- _TASK DESCRIPTION_
The complete listing should be restated exactly.

Figure record extracts
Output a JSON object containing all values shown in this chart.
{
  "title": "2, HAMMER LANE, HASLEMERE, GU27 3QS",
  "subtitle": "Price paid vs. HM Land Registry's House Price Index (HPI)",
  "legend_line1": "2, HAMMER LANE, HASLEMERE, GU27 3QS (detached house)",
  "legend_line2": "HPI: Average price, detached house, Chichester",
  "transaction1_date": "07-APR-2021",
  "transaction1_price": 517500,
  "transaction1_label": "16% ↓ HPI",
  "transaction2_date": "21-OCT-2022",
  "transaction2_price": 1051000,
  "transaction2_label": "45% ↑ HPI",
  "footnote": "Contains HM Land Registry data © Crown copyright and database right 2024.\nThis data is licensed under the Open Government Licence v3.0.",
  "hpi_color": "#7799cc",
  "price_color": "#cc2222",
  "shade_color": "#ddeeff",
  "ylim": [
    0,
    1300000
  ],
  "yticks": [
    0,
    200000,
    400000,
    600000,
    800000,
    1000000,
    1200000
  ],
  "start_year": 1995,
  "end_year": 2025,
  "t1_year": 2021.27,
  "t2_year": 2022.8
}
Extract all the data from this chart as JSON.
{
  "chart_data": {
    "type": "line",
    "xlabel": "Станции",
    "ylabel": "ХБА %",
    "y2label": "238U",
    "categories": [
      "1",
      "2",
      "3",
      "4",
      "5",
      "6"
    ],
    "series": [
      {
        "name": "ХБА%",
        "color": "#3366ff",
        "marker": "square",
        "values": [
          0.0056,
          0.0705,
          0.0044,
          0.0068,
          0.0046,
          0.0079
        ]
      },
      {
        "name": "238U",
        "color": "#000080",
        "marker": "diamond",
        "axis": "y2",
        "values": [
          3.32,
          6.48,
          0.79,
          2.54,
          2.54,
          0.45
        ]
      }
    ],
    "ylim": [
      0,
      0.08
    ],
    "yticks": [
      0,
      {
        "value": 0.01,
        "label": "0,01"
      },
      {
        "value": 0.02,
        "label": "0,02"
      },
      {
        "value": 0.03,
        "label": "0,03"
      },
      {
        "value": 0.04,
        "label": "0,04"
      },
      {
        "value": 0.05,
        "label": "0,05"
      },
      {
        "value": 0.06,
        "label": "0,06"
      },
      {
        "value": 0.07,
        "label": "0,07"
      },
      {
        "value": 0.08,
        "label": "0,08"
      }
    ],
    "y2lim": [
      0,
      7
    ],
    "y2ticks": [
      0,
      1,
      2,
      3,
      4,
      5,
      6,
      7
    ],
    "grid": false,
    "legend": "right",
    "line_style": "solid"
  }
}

- _EXERCISE SOLUTION_
Output a JSON object containing all values shown in this chart.
{
  "title": "2, HAMMER LANE, HASLEMERE, GU27 3QS",
  "subtitle": "Price paid vs. HM Land Registry's House Price Index (HPI)",
  "legend_line1": "2, HAMMER LANE, HASLEMERE, GU27 3QS (detached house)",
  "legend_line2": "HPI: Average price, detached house, Chichester",
  "transaction1_date": "07-APR-2021",
  "transaction1_price": 517500,
  "transaction1_label": "16% ↓ HPI",
  "transaction2_date": "21-OCT-2022",
  "transaction2_price": 1051000,
  "transaction2_label": "45% ↑ HPI",
  "footnote": "Contains HM Land Registry data © Crown copyright and database right 2024.\nThis data is licensed under the Open Government Licence v3.0.",
  "hpi_color": "#7799cc",
  "price_color": "#cc2222",
  "shade_color": "#ddeeff",
  "ylim": [
    0,
    1300000
  ],
  "yticks": [
    0,
    200000,
    400000,
    600000,
    800000,
    1000000,
    1200000
  ],
  "start_year": 1995,
  "end_year": 2025,
  "t1_year": 2021.27,
  "t2_year": 2022.8
}
Extract all the data from this chart as JSON.
{
  "chart_data": {
    "type": "line",
    "xlabel": "Станции",
    "ylabel": "ХБА %",
    "y2label": "238U",
    "categories": [
      "1",
      "2",
      "3",
      "4",
      "5",
      "6"
    ],
    "series": [
      {
        "name": "ХБА%",
        "color": "#3366ff",
        "marker": "square",
        "values": [
          0.0056,
          0.0705,
          0.0044,
          0.0068,
          0.0046,
          0.0079
        ]
      },
      {
        "name": "238U",
        "color": "#000080",
        "marker": "diamond",
        "axis": "y2",
        "values": [
          3.32,
          6.48,
          0.79,
          2.54,
          2.54,
          0.45
        ]
      }
    ],
    "ylim": [
      0,
      0.08
    ],
    "yticks": [
      0,
      {
        "value": 0.01,
        "label": "0,01"
      },
      {
        "value": 0.02,
        "label": "0,02"
      },
      {
        "value": 0.03,
        "label": "0,03"
      },
      {
        "value": 0.04,
        "label": "0,04"
      },
      {
        "value": 0.05,
        "label": "0,05"
      },
      {
        "value": 0.06,
        "label": "0,06"
      },
      {
        "value": 0.07,
        "label": "0,07"
      },
      {
        "value": 0.08,
        "label": "0,08"
      }
    ],
    "y2lim": [
      0,
      7
    ],
    "y2ticks": [
      0,
      1,
      2,
      3,
      4,
      5,
      6,
      7
    ],
    "grid": false,
    "legend": "right",
    "line_style": "solid"
  }
}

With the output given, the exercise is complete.